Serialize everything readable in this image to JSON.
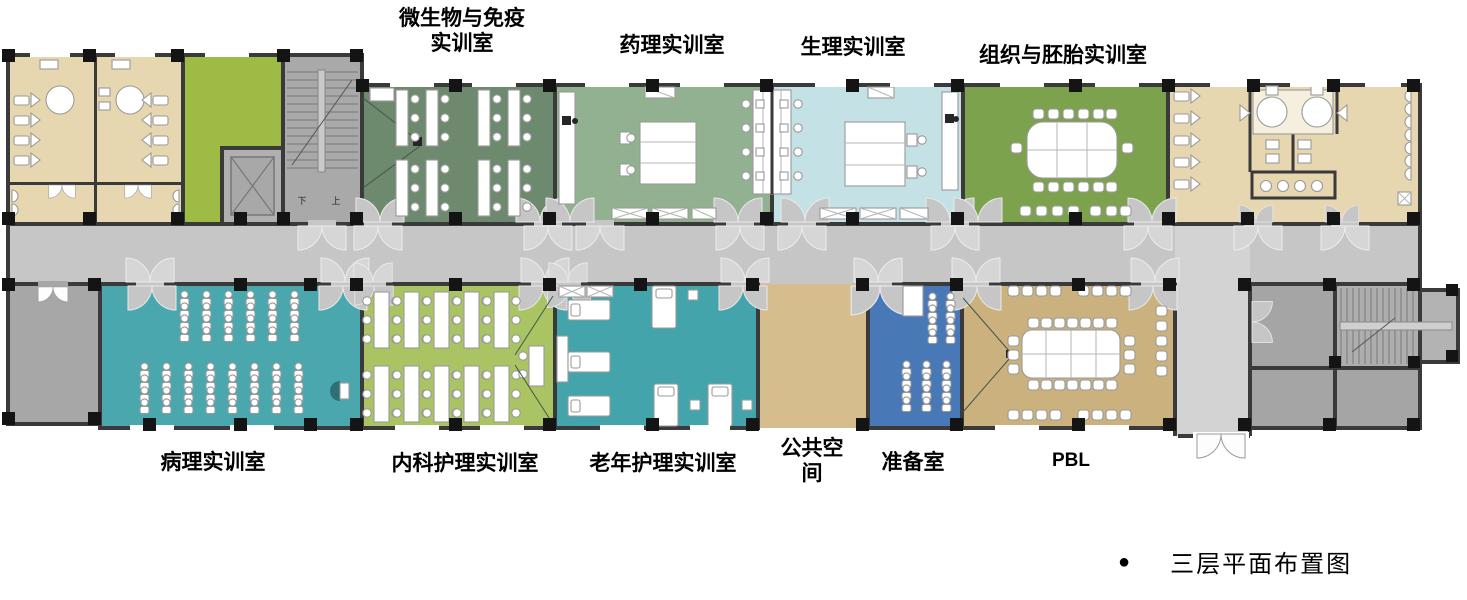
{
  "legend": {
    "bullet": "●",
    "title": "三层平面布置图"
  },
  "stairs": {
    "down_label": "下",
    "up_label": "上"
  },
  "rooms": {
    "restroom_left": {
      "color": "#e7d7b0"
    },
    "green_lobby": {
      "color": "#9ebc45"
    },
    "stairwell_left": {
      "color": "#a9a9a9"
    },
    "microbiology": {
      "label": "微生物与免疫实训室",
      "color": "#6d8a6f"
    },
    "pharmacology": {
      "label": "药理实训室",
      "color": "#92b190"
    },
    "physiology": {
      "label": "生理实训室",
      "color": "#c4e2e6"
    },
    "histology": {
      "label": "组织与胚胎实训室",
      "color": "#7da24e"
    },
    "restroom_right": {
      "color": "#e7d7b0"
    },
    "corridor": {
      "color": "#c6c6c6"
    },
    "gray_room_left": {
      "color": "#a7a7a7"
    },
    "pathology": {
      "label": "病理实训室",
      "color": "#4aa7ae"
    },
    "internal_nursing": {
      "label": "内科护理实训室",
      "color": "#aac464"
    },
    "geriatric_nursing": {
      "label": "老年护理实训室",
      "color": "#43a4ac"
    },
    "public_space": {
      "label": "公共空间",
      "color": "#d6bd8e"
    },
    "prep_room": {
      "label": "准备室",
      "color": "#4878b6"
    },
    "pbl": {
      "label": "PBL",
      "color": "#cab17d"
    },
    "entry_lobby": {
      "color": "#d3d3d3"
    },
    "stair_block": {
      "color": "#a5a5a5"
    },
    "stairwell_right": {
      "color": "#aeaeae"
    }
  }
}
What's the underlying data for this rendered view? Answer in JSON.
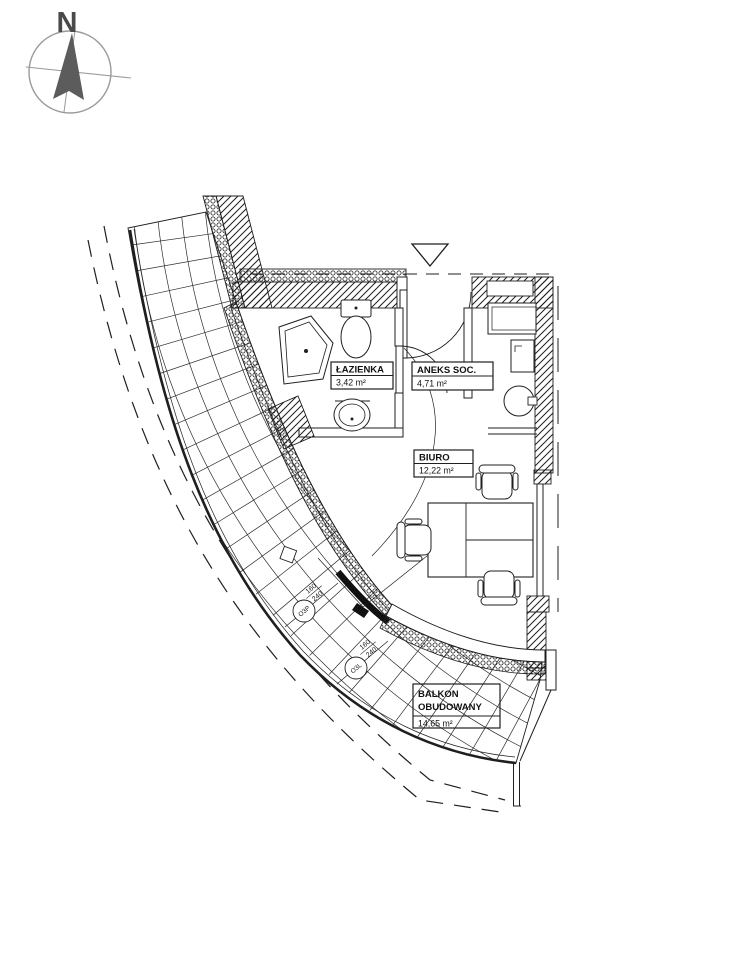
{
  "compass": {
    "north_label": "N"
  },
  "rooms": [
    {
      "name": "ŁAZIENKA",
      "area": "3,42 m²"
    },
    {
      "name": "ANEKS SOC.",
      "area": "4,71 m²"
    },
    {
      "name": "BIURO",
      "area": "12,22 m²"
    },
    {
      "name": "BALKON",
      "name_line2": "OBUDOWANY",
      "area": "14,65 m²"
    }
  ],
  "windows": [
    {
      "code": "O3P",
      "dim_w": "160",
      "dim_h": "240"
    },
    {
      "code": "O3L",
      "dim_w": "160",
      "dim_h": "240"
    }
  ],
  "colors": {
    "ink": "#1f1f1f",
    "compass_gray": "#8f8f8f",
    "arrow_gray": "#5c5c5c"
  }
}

### [Task details]
Return the whole listing, word for word, and leave out every picture.

### [Written reply]
Serialize everything readable in this image to JSON.
{
  "legend": {
    "bullet": "●",
    "title": "三层平面布置图"
  },
  "stairs": {
    "down_label": "下",
    "up_label": "上"
  },
  "rooms": {
    "restroom_left": {
      "color": "#e7d7b0"
    },
    "green_lobby": {
      "color": "#9ebc45"
    },
    "stairwell_left": {
      "color": "#a9a9a9"
    },
    "microbiology": {
      "label": "微生物与免疫实训室",
      "color": "#6d8a6f"
    },
    "pharmacology": {
      "label": "药理实训室",
      "color": "#92b190"
    },
    "physiology": {
      "label": "生理实训室",
      "color": "#c4e2e6"
    },
    "histology": {
      "label": "组织与胚胎实训室",
      "color": "#7da24e"
    },
    "restroom_right": {
      "color": "#e7d7b0"
    },
    "corridor": {
      "color": "#c6c6c6"
    },
    "gray_room_left": {
      "color": "#a7a7a7"
    },
    "pathology": {
      "label": "病理实训室",
      "color": "#4aa7ae"
    },
    "internal_nursing": {
      "label": "内科护理实训室",
      "color": "#aac464"
    },
    "geriatric_nursing": {
      "label": "老年护理实训室",
      "color": "#43a4ac"
    },
    "public_space": {
      "label": "公共空间",
      "color": "#d6bd8e"
    },
    "prep_room": {
      "label": "准备室",
      "color": "#4878b6"
    },
    "pbl": {
      "label": "PBL",
      "color": "#cab17d"
    },
    "entry_lobby": {
      "color": "#d3d3d3"
    },
    "stair_block": {
      "color": "#a5a5a5"
    },
    "stairwell_right": {
      "color": "#aeaeae"
    }
  }
}
What's the underlying data for this rendered view? Answer in JSON.
{
  "compass": {
    "north_label": "N"
  },
  "rooms": [
    {
      "name": "ŁAZIENKA",
      "area": "3,42 m²"
    },
    {
      "name": "ANEKS SOC.",
      "area": "4,71 m²"
    },
    {
      "name": "BIURO",
      "area": "12,22 m²"
    },
    {
      "name": "BALKON",
      "name_line2": "OBUDOWANY",
      "area": "14,65 m²"
    }
  ],
  "windows": [
    {
      "code": "O3P",
      "dim_w": "160",
      "dim_h": "240"
    },
    {
      "code": "O3L",
      "dim_w": "160",
      "dim_h": "240"
    }
  ],
  "colors": {
    "ink": "#1f1f1f",
    "compass_gray": "#8f8f8f",
    "arrow_gray": "#5c5c5c"
  }
}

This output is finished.